▼
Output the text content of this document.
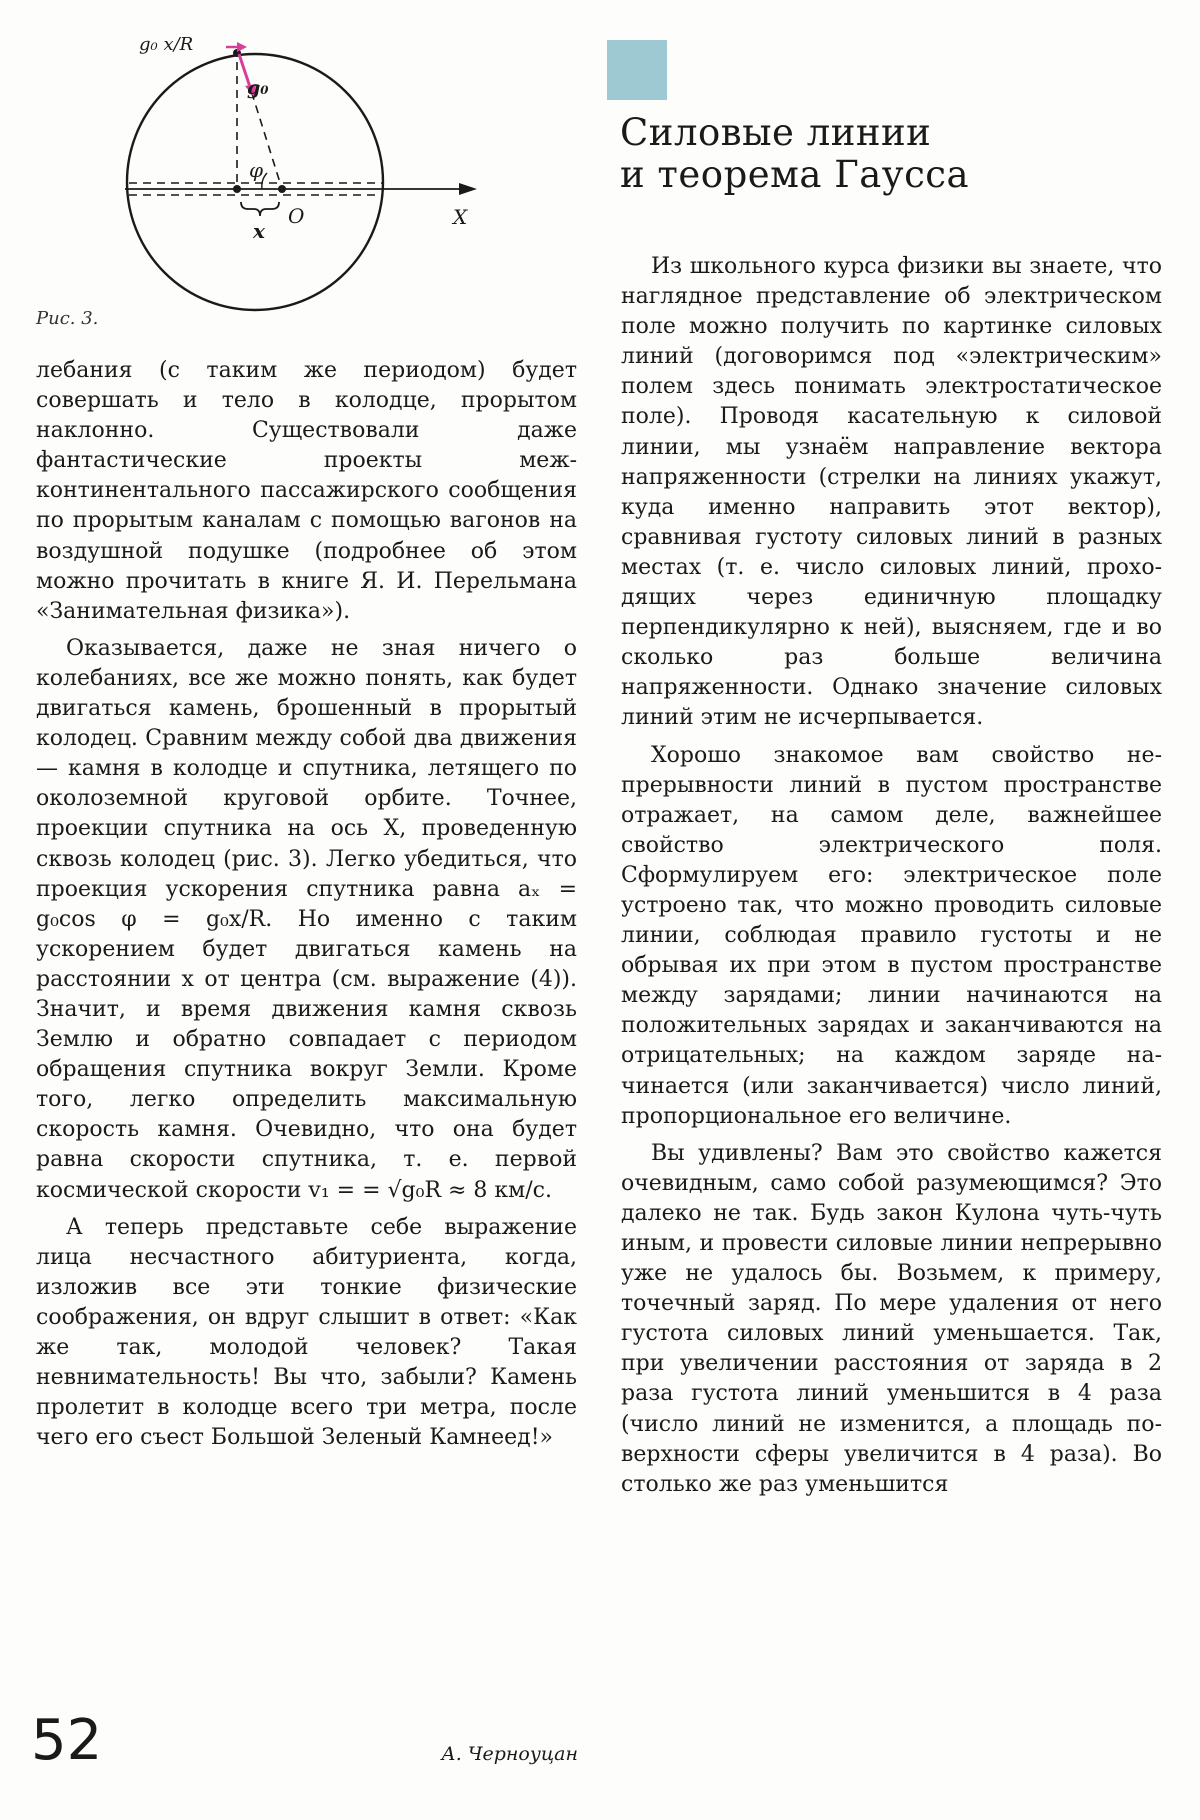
g₀ x/R
g₀
φ
O	X
x
Рис. 3.

лебания (с таким же периодом) будет совершать и тело в колодце, прорытом наклонно. Существовали даже фантастические проекты межконтинентального пассажирского сообщения по прорытым каналам с помощью вагонов на воздушной подушке (подробнее об этом можно прочитать в книге Я. И. Перельмана «Занимательная физика»).

Оказывается, даже не зная ничего о колебаниях, все же можно понять, как будет двигаться камень, брошенный в прорытый колодец. Сравним между собой два движения — камня в колодце и спутника, летящего по околоземной круговой орбите. Точнее, проекции спутника на ось X, проведенную сквозь колодец (рис. 3). Легко убедиться, что проекция ускорения спутника равна aₓ = g₀cos φ = g₀x/R. Но именно с таким ускорением будет двигаться камень на расстоянии x от центра (см. выражение (4)). Значит, и время движения камня сквозь Землю и обратно совпадает с периодом обращения спутника вокруг Земли. Кроме того, легко определить максимальную скорость камня. Очевидно, что она будет равна скорости спутника, т. е. первой космической скорости v₁ = = √g₀R ≈ 8 км/с.

А теперь представьте себе выражение лица несчастного абитуриента, когда, изложив все эти тонкие физические соображения, он вдруг слышит в ответ: «Как же так, молодой человек? Такая невнимательность! Вы что, забыли? Камень пролетит в колодце всего три метра, после чего его съест Большой Зеленый Камнеед!»

А. Черноуцан
Силовые линии
и теорема Гаусса

Из школьного курса физики вы знаете, что наглядное представление об электрическом поле можно получить по картинке силовых линий (договоримся под «электрическим» полем здесь понимать электростатическое поле). Проводя касательную к силовой линии, мы узнаём направление вектора напряженности (стрелки на линиях укажут, куда именно направить этот вектор), сравнивая густоту силовых линий в разных местах (т. е. число силовых линий, проходящих через единичную площадку перпендикулярно к ней), выясняем, где и во сколько раз больше величина напряженности. Однако значение силовых линий этим не исчерпывается.

Хорошо знакомое вам свойство непрерывности линий в пустом пространстве отражает, на самом деле, важнейшее свойство электрического поля. Сформулируем его: электрическое поле устроено так, что можно проводить силовые линии, соблюдая правило густоты и не обрывая их при этом в пустом пространстве между зарядами; линии начинаются на положительных зарядах и заканчиваются на отрицательных; на каждом заряде начинается (или заканчивается) число линий, пропорциональное его величине.

Вы удивлены? Вам это свойство кажется очевидным, само собой разумеющимся? Это далеко не так. Будь закон Кулона чуть-чуть иным, и провести силовые линии непрерывно уже не удалось бы. Возьмем, к примеру, точечный заряд. По мере удаления от него густота силовых линий уменьшается. Так, при увеличении расстояния от заряда в 2 раза густота линий уменьшится в 4 раза (число линий не изменится, а площадь поверхности сферы увеличится в 4 раза). Во столько же раз уменьшится

52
▲
→ **GIVEN INSTRUCTION**
Pictures are excluded; copy all other data exactly as shown.

→ **REPLY TO THE EXERCISE**
Output the text content of this document.
g₀ x/R
g₀
φ
O	X
x
Рис. 3.

лебания (с таким же периодом) будет совершать и тело в колодце, прорытом наклонно. Существовали даже фантастические проекты межконтинентального пассажирского сообщения по прорытым каналам с помощью вагонов на воздушной подушке (подробнее об этом можно прочитать в книге Я. И. Перельмана «Занимательная физика»).

Оказывается, даже не зная ничего о колебаниях, все же можно понять, как будет двигаться камень, брошенный в прорытый колодец. Сравним между собой два движения — камня в колодце и спутника, летящего по околоземной круговой орбите. Точнее, проекции спутника на ось X, проведенную сквозь колодец (рис. 3). Легко убедиться, что проекция ускорения спутника равна aₓ = g₀cos φ = g₀x/R. Но именно с таким ускорением будет двигаться камень на расстоянии x от центра (см. выражение (4)). Значит, и время движения камня сквозь Землю и обратно совпадает с периодом обращения спутника вокруг Земли. Кроме того, легко определить максимальную скорость камня. Очевидно, что она будет равна скорости спутника, т. е. первой космической скорости v₁ = = √g₀R ≈ 8 км/с.

А теперь представьте себе выражение лица несчастного абитуриента, когда, изложив все эти тонкие физические соображения, он вдруг слышит в ответ: «Как же так, молодой человек? Такая невнимательность! Вы что, забыли? Камень пролетит в колодце всего три метра, после чего его съест Большой Зеленый Камнеед!»

А. Черноуцан
Силовые линии
и теорема Гаусса

Из школьного курса физики вы знаете, что наглядное представление об электрическом поле можно получить по картинке силовых линий (договоримся под «электрическим» полем здесь понимать электростатическое поле). Проводя касательную к силовой линии, мы узнаём направление вектора напряженности (стрелки на линиях укажут, куда именно направить этот вектор), сравнивая густоту силовых линий в разных местах (т. е. число силовых линий, проходящих через единичную площадку перпендикулярно к ней), выясняем, где и во сколько раз больше величина напряженности. Однако значение силовых линий этим не исчерпывается.

Хорошо знакомое вам свойство непрерывности линий в пустом пространстве отражает, на самом деле, важнейшее свойство электрического поля. Сформулируем его: электрическое поле устроено так, что можно проводить силовые линии, соблюдая правило густоты и не обрывая их при этом в пустом пространстве между зарядами; линии начинаются на положительных зарядах и заканчиваются на отрицательных; на каждом заряде начинается (или заканчивается) число линий, пропорциональное его величине.

Вы удивлены? Вам это свойство кажется очевидным, само собой разумеющимся? Это далеко не так. Будь закон Кулона чуть-чуть иным, и провести силовые линии непрерывно уже не удалось бы. Возьмем, к примеру, точечный заряд. По мере удаления от него густота силовых линий уменьшается. Так, при увеличении расстояния от заряда в 2 раза густота линий уменьшится в 4 раза (число линий не изменится, а площадь поверхности сферы увеличится в 4 раза). Во столько же раз уменьшится

52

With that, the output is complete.